(Entries taken from a collection)
'''

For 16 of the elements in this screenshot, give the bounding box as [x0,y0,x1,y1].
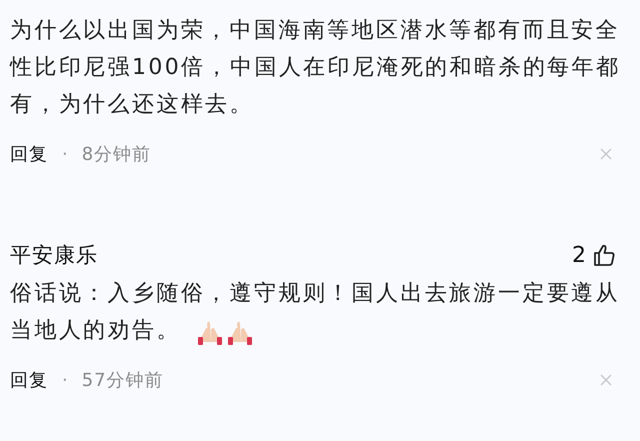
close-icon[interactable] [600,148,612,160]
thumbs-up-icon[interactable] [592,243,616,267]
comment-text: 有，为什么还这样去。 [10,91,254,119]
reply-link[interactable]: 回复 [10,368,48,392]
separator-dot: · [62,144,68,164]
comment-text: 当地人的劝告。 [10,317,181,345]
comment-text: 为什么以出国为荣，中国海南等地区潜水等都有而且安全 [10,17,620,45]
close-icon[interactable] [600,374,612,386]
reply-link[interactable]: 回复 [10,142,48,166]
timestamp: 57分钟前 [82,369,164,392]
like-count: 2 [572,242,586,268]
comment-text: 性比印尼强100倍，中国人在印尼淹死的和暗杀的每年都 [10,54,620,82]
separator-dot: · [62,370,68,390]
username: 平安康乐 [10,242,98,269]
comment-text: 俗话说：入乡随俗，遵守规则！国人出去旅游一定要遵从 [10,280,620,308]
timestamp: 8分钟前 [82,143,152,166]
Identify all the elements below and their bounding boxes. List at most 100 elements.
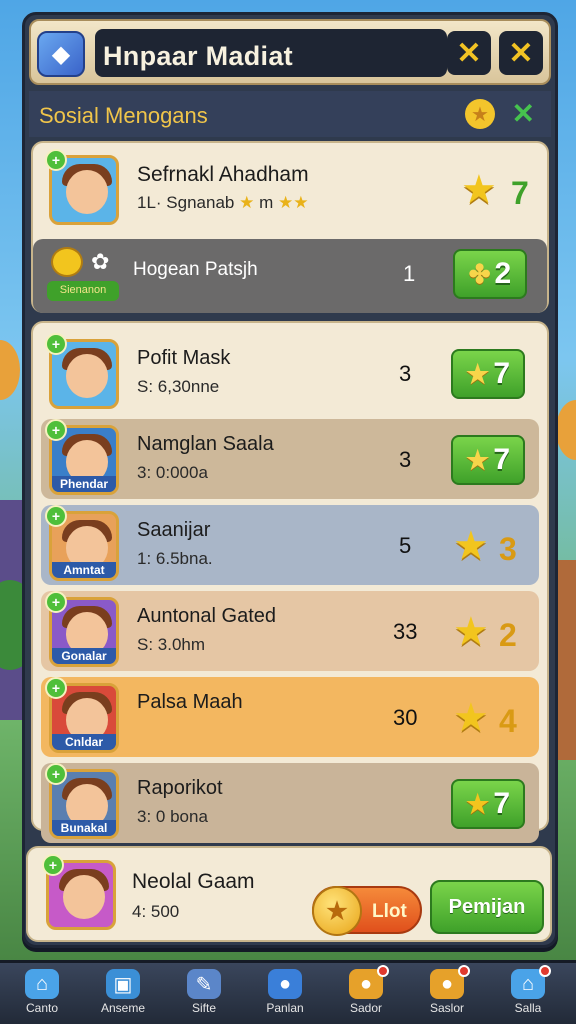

'''
'''

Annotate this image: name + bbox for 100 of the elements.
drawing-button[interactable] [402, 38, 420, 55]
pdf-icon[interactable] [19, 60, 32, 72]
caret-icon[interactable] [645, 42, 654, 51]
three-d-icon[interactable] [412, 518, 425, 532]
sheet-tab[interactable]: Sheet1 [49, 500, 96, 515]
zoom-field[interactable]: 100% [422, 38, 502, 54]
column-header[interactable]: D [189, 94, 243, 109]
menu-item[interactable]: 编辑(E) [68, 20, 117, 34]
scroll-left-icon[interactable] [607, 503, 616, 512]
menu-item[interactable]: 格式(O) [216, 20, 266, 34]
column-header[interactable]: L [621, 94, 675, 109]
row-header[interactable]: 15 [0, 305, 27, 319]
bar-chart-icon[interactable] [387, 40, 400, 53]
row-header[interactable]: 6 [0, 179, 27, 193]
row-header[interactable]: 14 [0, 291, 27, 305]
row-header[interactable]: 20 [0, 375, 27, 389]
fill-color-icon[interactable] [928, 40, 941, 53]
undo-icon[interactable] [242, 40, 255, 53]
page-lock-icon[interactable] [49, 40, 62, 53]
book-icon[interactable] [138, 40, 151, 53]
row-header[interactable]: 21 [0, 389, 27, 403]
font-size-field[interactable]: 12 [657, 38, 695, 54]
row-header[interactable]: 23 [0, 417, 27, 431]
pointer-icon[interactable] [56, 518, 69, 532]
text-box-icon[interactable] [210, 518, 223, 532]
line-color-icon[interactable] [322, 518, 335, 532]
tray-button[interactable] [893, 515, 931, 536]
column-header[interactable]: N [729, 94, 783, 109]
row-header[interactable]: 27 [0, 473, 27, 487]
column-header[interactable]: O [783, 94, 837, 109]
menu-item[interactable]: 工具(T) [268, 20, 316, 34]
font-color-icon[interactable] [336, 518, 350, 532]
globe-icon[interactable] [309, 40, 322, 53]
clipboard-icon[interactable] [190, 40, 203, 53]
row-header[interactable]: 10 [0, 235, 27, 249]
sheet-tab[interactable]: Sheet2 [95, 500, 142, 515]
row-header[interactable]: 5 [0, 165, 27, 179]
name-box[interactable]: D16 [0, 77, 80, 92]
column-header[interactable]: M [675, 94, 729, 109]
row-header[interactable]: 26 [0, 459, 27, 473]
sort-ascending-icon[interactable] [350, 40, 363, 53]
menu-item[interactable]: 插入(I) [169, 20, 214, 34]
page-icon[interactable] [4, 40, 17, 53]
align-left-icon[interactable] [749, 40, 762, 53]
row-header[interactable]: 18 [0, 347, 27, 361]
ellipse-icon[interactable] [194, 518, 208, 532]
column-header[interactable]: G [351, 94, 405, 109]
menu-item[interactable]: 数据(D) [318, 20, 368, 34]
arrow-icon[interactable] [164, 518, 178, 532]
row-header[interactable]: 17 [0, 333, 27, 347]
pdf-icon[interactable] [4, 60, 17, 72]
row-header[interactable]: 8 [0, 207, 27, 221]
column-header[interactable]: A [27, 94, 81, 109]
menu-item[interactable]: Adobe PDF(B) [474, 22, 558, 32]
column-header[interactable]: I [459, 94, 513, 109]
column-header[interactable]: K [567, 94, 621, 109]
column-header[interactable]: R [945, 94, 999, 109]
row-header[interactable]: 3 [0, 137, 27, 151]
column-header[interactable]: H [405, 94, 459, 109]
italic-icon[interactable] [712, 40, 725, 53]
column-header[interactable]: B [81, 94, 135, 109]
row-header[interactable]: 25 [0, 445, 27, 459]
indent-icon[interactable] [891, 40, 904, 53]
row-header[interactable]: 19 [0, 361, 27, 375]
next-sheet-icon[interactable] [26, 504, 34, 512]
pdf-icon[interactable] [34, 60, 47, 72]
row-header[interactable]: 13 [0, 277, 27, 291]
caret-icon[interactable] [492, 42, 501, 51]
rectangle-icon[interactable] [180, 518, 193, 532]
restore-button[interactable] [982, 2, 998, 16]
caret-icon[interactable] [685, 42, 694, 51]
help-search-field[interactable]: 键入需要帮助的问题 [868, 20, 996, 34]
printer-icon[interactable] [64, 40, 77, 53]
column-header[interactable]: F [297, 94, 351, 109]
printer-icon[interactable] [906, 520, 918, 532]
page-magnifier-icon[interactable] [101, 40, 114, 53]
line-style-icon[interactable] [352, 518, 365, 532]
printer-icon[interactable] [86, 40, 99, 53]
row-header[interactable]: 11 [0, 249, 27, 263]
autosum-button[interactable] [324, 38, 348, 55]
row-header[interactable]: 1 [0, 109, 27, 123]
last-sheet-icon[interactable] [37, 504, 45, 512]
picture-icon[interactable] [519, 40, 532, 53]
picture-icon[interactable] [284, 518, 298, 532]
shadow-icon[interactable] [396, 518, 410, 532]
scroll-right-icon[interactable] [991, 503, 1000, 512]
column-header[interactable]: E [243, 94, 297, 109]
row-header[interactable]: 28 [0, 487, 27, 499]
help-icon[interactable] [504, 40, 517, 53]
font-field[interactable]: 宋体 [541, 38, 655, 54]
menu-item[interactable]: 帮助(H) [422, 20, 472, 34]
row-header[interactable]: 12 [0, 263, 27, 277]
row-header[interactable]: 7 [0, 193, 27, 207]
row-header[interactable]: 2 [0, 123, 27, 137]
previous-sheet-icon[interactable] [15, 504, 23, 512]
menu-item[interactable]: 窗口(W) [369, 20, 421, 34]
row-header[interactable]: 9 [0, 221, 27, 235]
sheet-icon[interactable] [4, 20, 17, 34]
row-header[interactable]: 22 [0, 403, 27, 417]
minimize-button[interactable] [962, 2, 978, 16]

'''
'''

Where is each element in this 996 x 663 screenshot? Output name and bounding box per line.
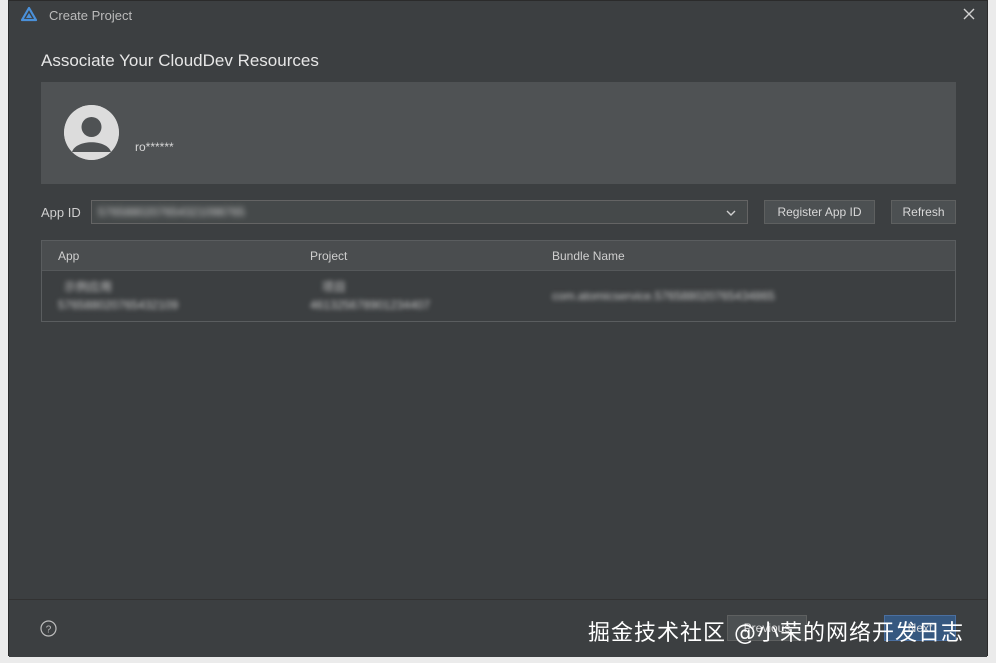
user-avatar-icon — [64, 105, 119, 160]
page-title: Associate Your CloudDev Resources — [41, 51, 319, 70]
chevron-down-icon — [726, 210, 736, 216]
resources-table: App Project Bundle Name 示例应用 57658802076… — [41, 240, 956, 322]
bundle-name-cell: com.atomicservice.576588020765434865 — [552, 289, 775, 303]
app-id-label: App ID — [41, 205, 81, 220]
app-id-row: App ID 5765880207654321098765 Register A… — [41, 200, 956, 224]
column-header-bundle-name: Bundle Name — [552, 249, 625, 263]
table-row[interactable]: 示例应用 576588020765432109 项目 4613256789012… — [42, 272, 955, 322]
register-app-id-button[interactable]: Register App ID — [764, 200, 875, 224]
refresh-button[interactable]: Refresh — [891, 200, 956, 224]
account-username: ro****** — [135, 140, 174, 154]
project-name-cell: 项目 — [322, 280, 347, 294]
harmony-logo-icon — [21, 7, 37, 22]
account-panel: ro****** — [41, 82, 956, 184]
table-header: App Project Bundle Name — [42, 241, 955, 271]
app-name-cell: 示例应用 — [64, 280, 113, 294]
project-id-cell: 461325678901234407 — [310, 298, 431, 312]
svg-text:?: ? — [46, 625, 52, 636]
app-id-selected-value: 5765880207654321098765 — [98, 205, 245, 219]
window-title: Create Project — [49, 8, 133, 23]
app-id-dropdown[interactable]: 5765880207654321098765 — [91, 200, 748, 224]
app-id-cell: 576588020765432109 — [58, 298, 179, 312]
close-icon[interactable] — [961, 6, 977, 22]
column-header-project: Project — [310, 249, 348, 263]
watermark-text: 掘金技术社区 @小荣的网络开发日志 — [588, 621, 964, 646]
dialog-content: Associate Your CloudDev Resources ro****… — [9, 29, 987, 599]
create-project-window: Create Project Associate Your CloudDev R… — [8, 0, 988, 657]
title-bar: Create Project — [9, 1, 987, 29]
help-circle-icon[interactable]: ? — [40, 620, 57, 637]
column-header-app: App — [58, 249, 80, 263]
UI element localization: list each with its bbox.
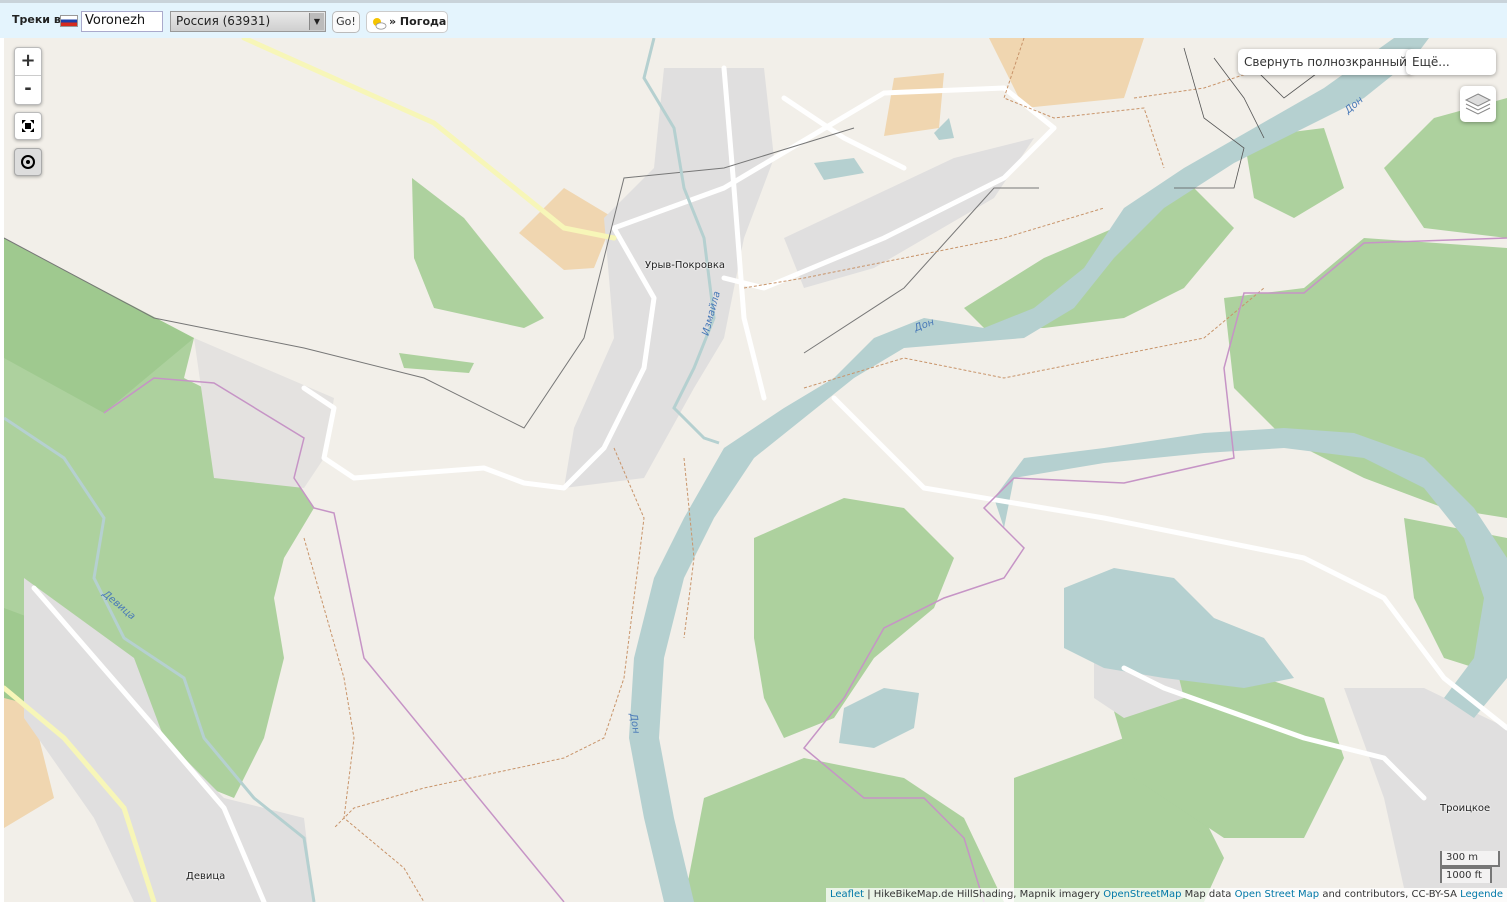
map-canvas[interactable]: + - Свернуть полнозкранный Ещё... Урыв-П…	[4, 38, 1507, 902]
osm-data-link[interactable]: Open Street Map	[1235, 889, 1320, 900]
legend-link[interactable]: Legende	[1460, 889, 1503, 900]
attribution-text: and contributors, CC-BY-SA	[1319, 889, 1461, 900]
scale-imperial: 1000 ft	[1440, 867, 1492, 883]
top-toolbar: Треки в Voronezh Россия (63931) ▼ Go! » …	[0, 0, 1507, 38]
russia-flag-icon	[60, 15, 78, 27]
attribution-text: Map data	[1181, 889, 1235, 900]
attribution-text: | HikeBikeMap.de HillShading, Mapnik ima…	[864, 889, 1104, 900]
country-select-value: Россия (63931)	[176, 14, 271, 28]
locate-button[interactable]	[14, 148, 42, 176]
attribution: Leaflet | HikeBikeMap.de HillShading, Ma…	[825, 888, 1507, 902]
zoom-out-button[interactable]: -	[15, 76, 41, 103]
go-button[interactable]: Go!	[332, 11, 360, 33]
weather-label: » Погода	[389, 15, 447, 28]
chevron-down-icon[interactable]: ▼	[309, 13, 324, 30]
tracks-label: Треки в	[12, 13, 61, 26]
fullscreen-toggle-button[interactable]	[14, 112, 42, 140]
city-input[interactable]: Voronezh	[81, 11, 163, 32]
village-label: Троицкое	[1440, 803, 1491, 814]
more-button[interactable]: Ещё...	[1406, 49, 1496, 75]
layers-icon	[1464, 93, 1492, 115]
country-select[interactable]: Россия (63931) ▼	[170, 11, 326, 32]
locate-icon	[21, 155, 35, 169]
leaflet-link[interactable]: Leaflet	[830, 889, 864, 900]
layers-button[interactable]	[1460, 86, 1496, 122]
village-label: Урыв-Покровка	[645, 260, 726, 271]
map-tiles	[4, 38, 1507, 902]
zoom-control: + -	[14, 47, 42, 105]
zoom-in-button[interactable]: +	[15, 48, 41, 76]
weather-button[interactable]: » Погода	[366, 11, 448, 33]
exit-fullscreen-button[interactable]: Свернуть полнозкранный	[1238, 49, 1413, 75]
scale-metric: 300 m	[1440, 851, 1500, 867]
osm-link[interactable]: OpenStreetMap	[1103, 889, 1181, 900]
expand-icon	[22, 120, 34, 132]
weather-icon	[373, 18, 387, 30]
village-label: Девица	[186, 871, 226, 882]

'''

Task to complete - Render the rows as a JSON list of strings, one string per line with blank lines omitted, starting with the line containing "Where is each" and continuing through the line containing "column-header-app: App — [58, 249, 80, 263]". Leave the pictures out of the list.

Exercise output -
[
  "Where is each element in this 996 x 663 screenshot? Output name and bounding box per line.",
  "user-avatar-icon — [64, 105, 119, 160]",
  "page-title: Associate Your CloudDev Resources — [41, 51, 319, 70]",
  "chevron-down-icon — [726, 210, 736, 216]",
  "resources-table: App Project Bundle Name 示例应用 57658802076… — [41, 240, 956, 322]",
  "bundle-name-cell: com.atomicservice.576588020765434865 — [552, 289, 775, 303]",
  "app-id-label: App ID — [41, 205, 81, 220]",
  "app-id-row: App ID 5765880207654321098765 Register A… — [41, 200, 956, 224]",
  "column-header-bundle-name: Bundle Name — [552, 249, 625, 263]",
  "table-row[interactable]: 示例应用 576588020765432109 项目 4613256789012… — [42, 272, 955, 322]",
  "register-app-id-button[interactable]: Register App ID — [764, 200, 875, 224]",
  "refresh-button[interactable]: Refresh — [891, 200, 956, 224]",
  "account-username: ro****** — [135, 140, 174, 154]",
  "project-name-cell: 项目 — [322, 280, 347, 294]",
  "harmony-logo-icon — [21, 7, 37, 22]",
  "account-panel: ro****** — [41, 82, 956, 184]",
  "table-header: App Project Bundle Name — [42, 241, 955, 271]",
  "app-name-cell: 示例应用 — [64, 280, 113, 294]",
  "project-id-cell: 461325678901234407 — [310, 298, 431, 312]",
  "svg-text:?: ? — [46, 625, 52, 636]",
  "app-id-selected-value: 5765880207654321098765 — [98, 205, 245, 219]",
  "window-title: Create Project — [49, 8, 133, 23]",
  "app-id-dropdown[interactable]: 5765880207654321098765 — [91, 200, 748, 224]",
  "app-id-cell: 576588020765432109 — [58, 298, 179, 312]",
  "close-icon[interactable] — [961, 6, 977, 22]",
  "column-header-project: Project — [310, 249, 348, 263]",
  "watermark-text: 掘金技术社区 @小荣的网络开发日志 — [588, 621, 964, 646]",
  "dialog-content: Associate Your CloudDev Resources ro****… — [9, 29, 987, 599]",
  "create-project-window: Create Project Associate Your CloudDev R… — [8, 0, 988, 657]",
  "title-bar: Create Project — [9, 1, 987, 29]",
  "help-circle-icon[interactable]: ? — [40, 620, 57, 637]",
  "column-header-app: App — [58, 249, 80, 263]"
]